**Your goal:** Among these lines, how many include "text"? Answer only with the number.

**Extracted information:**
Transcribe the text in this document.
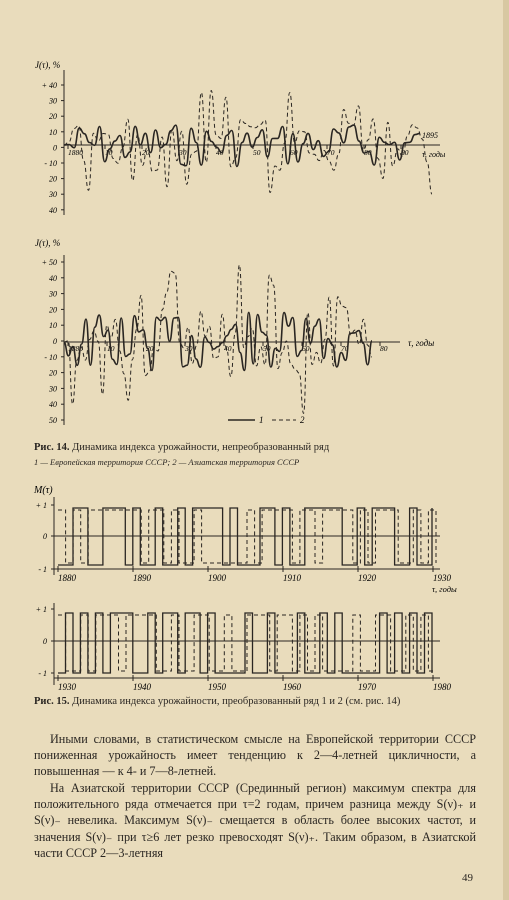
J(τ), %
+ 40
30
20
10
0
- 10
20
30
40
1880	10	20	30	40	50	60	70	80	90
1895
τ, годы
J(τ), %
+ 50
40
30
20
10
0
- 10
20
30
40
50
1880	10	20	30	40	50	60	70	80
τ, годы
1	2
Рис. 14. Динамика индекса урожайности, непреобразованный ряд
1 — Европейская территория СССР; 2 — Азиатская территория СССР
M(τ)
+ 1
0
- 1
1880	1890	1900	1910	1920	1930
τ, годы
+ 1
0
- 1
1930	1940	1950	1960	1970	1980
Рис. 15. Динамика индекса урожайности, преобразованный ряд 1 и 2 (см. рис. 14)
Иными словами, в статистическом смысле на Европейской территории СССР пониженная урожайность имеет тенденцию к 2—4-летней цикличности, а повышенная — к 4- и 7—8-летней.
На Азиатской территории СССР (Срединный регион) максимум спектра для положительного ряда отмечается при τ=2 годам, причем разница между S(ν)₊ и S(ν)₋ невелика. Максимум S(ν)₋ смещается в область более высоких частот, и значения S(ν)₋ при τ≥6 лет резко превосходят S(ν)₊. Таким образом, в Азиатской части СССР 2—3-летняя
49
...
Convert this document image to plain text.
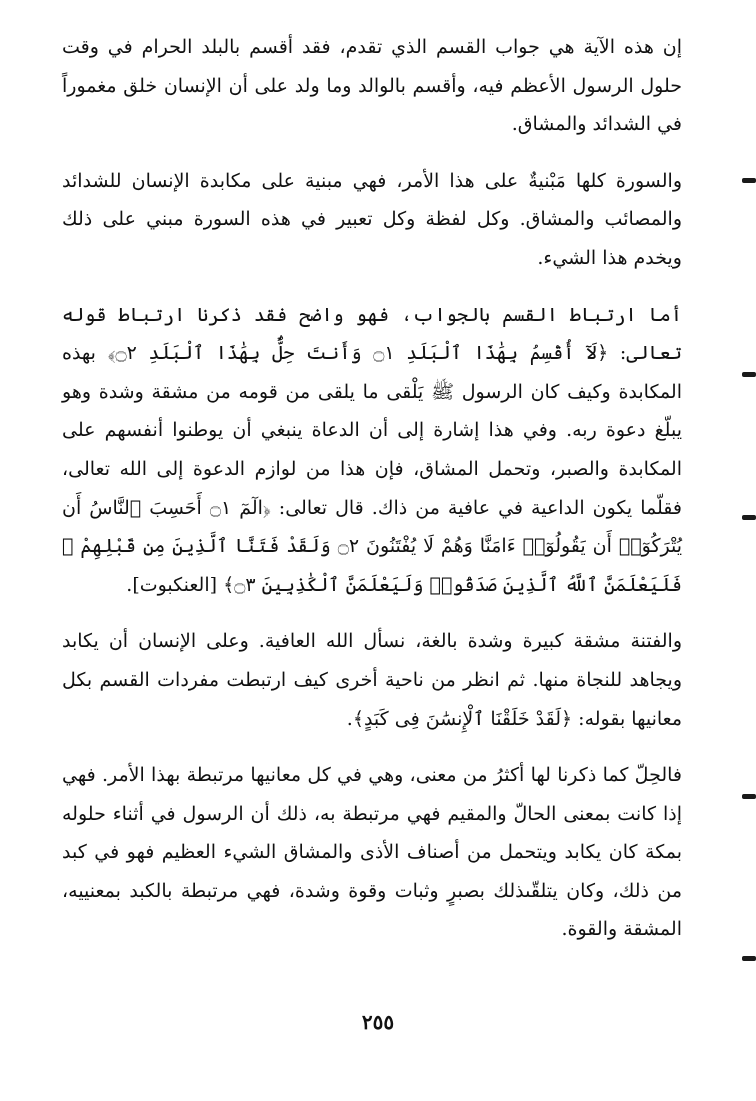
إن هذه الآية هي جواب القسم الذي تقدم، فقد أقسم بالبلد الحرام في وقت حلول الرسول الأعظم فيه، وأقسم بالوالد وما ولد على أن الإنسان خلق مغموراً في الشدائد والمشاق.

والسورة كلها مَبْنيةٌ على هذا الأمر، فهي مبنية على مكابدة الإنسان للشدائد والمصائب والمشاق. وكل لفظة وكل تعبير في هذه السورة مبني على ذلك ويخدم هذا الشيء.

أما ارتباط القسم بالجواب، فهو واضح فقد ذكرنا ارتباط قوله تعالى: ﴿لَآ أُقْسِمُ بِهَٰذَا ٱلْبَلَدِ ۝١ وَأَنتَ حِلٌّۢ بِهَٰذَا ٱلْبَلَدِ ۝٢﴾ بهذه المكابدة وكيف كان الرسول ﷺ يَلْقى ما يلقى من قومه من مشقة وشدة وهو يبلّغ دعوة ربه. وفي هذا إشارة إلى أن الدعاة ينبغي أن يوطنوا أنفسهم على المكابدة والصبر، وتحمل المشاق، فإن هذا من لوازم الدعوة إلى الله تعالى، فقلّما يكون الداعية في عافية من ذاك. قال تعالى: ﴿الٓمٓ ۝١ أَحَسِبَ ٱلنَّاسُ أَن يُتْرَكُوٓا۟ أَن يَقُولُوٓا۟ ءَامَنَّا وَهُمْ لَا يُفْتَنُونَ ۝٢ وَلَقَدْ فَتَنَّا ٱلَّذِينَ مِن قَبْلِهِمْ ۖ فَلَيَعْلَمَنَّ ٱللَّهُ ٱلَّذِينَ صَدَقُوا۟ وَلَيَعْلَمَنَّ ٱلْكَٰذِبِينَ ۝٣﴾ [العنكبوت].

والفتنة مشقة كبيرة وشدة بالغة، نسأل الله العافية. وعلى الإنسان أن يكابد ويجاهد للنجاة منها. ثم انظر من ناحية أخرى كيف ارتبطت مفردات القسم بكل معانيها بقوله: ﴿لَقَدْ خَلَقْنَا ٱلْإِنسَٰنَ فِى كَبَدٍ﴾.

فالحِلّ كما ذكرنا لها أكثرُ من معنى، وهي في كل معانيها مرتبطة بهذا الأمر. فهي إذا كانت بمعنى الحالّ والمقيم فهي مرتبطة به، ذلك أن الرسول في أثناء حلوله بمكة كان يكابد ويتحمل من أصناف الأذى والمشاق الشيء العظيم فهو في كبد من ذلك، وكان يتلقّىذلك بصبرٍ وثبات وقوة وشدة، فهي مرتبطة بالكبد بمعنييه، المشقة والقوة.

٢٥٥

**Solution:** 2